| Exercise requirements |
Quote the whole listing verbatim.

| Given data |
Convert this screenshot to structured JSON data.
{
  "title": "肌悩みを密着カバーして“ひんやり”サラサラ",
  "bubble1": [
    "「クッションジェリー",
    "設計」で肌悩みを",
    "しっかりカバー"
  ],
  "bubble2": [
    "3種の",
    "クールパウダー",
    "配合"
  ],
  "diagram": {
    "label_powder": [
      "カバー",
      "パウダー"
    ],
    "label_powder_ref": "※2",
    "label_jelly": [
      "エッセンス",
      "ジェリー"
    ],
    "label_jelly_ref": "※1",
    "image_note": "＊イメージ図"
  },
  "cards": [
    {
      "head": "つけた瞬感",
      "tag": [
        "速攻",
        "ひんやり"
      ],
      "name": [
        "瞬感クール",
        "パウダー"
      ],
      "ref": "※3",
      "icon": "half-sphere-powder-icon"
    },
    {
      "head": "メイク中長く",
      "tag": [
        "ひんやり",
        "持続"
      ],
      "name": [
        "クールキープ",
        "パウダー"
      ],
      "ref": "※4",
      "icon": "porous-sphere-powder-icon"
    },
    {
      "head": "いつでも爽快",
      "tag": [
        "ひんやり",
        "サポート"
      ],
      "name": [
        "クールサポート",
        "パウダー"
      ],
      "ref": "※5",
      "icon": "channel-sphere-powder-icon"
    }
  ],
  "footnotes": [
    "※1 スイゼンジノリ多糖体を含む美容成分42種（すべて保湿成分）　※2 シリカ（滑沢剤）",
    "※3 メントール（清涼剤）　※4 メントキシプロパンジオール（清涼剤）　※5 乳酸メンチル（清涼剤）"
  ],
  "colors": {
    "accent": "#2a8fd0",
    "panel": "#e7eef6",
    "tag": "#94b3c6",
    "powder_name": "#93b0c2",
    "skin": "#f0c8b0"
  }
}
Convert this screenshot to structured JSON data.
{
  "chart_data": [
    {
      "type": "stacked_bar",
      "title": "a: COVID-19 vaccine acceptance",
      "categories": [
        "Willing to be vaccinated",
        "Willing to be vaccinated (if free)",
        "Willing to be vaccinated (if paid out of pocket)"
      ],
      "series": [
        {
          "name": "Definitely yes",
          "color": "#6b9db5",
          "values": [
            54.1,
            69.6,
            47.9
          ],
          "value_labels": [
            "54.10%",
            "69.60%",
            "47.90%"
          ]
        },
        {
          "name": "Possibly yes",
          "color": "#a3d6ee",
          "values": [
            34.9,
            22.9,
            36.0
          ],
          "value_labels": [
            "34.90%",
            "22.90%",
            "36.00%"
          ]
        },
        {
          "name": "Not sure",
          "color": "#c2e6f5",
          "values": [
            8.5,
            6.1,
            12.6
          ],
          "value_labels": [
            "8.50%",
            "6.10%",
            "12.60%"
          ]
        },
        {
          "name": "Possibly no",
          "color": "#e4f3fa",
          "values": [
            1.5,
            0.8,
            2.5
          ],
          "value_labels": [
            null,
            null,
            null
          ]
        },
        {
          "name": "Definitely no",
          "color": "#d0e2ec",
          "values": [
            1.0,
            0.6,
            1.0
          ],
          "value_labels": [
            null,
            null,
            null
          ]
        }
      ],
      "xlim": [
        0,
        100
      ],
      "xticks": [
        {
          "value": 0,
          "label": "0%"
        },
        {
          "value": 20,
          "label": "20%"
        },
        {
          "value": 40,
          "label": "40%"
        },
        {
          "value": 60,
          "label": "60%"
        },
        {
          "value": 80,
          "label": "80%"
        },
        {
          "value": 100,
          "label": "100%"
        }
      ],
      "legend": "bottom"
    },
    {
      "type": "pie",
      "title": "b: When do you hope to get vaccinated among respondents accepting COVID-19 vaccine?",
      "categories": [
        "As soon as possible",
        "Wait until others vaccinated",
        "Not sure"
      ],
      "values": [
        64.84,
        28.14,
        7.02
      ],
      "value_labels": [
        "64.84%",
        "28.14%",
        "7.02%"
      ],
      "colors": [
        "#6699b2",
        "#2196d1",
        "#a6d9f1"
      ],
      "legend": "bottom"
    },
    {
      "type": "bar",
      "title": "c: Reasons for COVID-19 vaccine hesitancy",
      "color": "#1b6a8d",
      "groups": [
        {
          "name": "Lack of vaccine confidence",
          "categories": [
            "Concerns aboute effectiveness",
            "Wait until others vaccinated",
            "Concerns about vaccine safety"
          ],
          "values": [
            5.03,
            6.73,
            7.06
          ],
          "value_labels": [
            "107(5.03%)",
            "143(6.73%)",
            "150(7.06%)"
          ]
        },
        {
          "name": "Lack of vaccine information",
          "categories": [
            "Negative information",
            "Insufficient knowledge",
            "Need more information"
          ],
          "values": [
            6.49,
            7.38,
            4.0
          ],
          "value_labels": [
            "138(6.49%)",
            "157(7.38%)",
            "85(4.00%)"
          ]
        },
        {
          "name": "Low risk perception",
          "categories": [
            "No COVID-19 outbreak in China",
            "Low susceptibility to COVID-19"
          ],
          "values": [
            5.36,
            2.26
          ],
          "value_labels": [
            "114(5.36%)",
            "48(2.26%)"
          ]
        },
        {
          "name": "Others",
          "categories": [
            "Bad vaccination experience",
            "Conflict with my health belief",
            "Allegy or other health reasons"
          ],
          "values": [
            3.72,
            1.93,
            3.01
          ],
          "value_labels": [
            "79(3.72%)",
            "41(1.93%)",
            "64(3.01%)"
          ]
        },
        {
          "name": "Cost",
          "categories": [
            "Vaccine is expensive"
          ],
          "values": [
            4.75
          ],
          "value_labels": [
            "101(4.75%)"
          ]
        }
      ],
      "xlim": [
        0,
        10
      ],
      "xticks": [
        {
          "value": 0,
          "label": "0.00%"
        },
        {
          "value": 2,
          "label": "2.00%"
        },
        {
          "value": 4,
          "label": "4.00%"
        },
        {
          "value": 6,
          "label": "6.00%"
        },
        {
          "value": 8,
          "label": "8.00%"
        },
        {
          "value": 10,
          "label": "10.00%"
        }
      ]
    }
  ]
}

| Reply |
Convert this screenshot to structured JSON data.
{
  "title": "肌悩みを密着カバーして“ひんやり”サラサラ",
  "bubble1": [
    "「クッションジェリー",
    "設計」で肌悩みを",
    "しっかりカバー"
  ],
  "bubble2": [
    "3種の",
    "クールパウダー",
    "配合"
  ],
  "diagram": {
    "label_powder": [
      "カバー",
      "パウダー"
    ],
    "label_powder_ref": "※2",
    "label_jelly": [
      "エッセンス",
      "ジェリー"
    ],
    "label_jelly_ref": "※1",
    "image_note": "＊イメージ図"
  },
  "cards": [
    {
      "head": "つけた瞬感",
      "tag": [
        "速攻",
        "ひんやり"
      ],
      "name": [
        "瞬感クール",
        "パウダー"
      ],
      "ref": "※3",
      "icon": "half-sphere-powder-icon"
    },
    {
      "head": "メイク中長く",
      "tag": [
        "ひんやり",
        "持続"
      ],
      "name": [
        "クールキープ",
        "パウダー"
      ],
      "ref": "※4",
      "icon": "porous-sphere-powder-icon"
    },
    {
      "head": "いつでも爽快",
      "tag": [
        "ひんやり",
        "サポート"
      ],
      "name": [
        "クールサポート",
        "パウダー"
      ],
      "ref": "※5",
      "icon": "channel-sphere-powder-icon"
    }
  ],
  "footnotes": [
    "※1 スイゼンジノリ多糖体を含む美容成分42種（すべて保湿成分）　※2 シリカ（滑沢剤）",
    "※3 メントール（清涼剤）　※4 メントキシプロパンジオール（清涼剤）　※5 乳酸メンチル（清涼剤）"
  ],
  "colors": {
    "accent": "#2a8fd0",
    "panel": "#e7eef6",
    "tag": "#94b3c6",
    "powder_name": "#93b0c2",
    "skin": "#f0c8b0"
  }
}
Convert this screenshot to structured JSON data.
{
  "chart_data": [
    {
      "type": "stacked_bar",
      "title": "a: COVID-19 vaccine acceptance",
      "categories": [
        "Willing to be vaccinated",
        "Willing to be vaccinated (if free)",
        "Willing to be vaccinated (if paid out of pocket)"
      ],
      "series": [
        {
          "name": "Definitely yes",
          "color": "#6b9db5",
          "values": [
            54.1,
            69.6,
            47.9
          ],
          "value_labels": [
            "54.10%",
            "69.60%",
            "47.90%"
          ]
        },
        {
          "name": "Possibly yes",
          "color": "#a3d6ee",
          "values": [
            34.9,
            22.9,
            36.0
          ],
          "value_labels": [
            "34.90%",
            "22.90%",
            "36.00%"
          ]
        },
        {
          "name": "Not sure",
          "color": "#c2e6f5",
          "values": [
            8.5,
            6.1,
            12.6
          ],
          "value_labels": [
            "8.50%",
            "6.10%",
            "12.60%"
          ]
        },
        {
          "name": "Possibly no",
          "color": "#e4f3fa",
          "values": [
            1.5,
            0.8,
            2.5
          ],
          "value_labels": [
            null,
            null,
            null
          ]
        },
        {
          "name": "Definitely no",
          "color": "#d0e2ec",
          "values": [
            1.0,
            0.6,
            1.0
          ],
          "value_labels": [
            null,
            null,
            null
          ]
        }
      ],
      "xlim": [
        0,
        100
      ],
      "xticks": [
        {
          "value": 0,
          "label": "0%"
        },
        {
          "value": 20,
          "label": "20%"
        },
        {
          "value": 40,
          "label": "40%"
        },
        {
          "value": 60,
          "label": "60%"
        },
        {
          "value": 80,
          "label": "80%"
        },
        {
          "value": 100,
          "label": "100%"
        }
      ],
      "legend": "bottom"
    },
    {
      "type": "pie",
      "title": "b: When do you hope to get vaccinated among respondents accepting COVID-19 vaccine?",
      "categories": [
        "As soon as possible",
        "Wait until others vaccinated",
        "Not sure"
      ],
      "values": [
        64.84,
        28.14,
        7.02
      ],
      "value_labels": [
        "64.84%",
        "28.14%",
        "7.02%"
      ],
      "colors": [
        "#6699b2",
        "#2196d1",
        "#a6d9f1"
      ],
      "legend": "bottom"
    },
    {
      "type": "bar",
      "title": "c: Reasons for COVID-19 vaccine hesitancy",
      "color": "#1b6a8d",
      "groups": [
        {
          "name": "Lack of vaccine confidence",
          "categories": [
            "Concerns aboute effectiveness",
            "Wait until others vaccinated",
            "Concerns about vaccine safety"
          ],
          "values": [
            5.03,
            6.73,
            7.06
          ],
          "value_labels": [
            "107(5.03%)",
            "143(6.73%)",
            "150(7.06%)"
          ]
        },
        {
          "name": "Lack of vaccine information",
          "categories": [
            "Negative information",
            "Insufficient knowledge",
            "Need more information"
          ],
          "values": [
            6.49,
            7.38,
            4.0
          ],
          "value_labels": [
            "138(6.49%)",
            "157(7.38%)",
            "85(4.00%)"
          ]
        },
        {
          "name": "Low risk perception",
          "categories": [
            "No COVID-19 outbreak in China",
            "Low susceptibility to COVID-19"
          ],
          "values": [
            5.36,
            2.26
          ],
          "value_labels": [
            "114(5.36%)",
            "48(2.26%)"
          ]
        },
        {
          "name": "Others",
          "categories": [
            "Bad vaccination experience",
            "Conflict with my health belief",
            "Allegy or other health reasons"
          ],
          "values": [
            3.72,
            1.93,
            3.01
          ],
          "value_labels": [
            "79(3.72%)",
            "41(1.93%)",
            "64(3.01%)"
          ]
        },
        {
          "name": "Cost",
          "categories": [
            "Vaccine is expensive"
          ],
          "values": [
            4.75
          ],
          "value_labels": [
            "101(4.75%)"
          ]
        }
      ],
      "xlim": [
        0,
        10
      ],
      "xticks": [
        {
          "value": 0,
          "label": "0.00%"
        },
        {
          "value": 2,
          "label": "2.00%"
        },
        {
          "value": 4,
          "label": "4.00%"
        },
        {
          "value": 6,
          "label": "6.00%"
        },
        {
          "value": 8,
          "label": "8.00%"
        },
        {
          "value": 10,
          "label": "10.00%"
        }
      ]
    }
  ]
}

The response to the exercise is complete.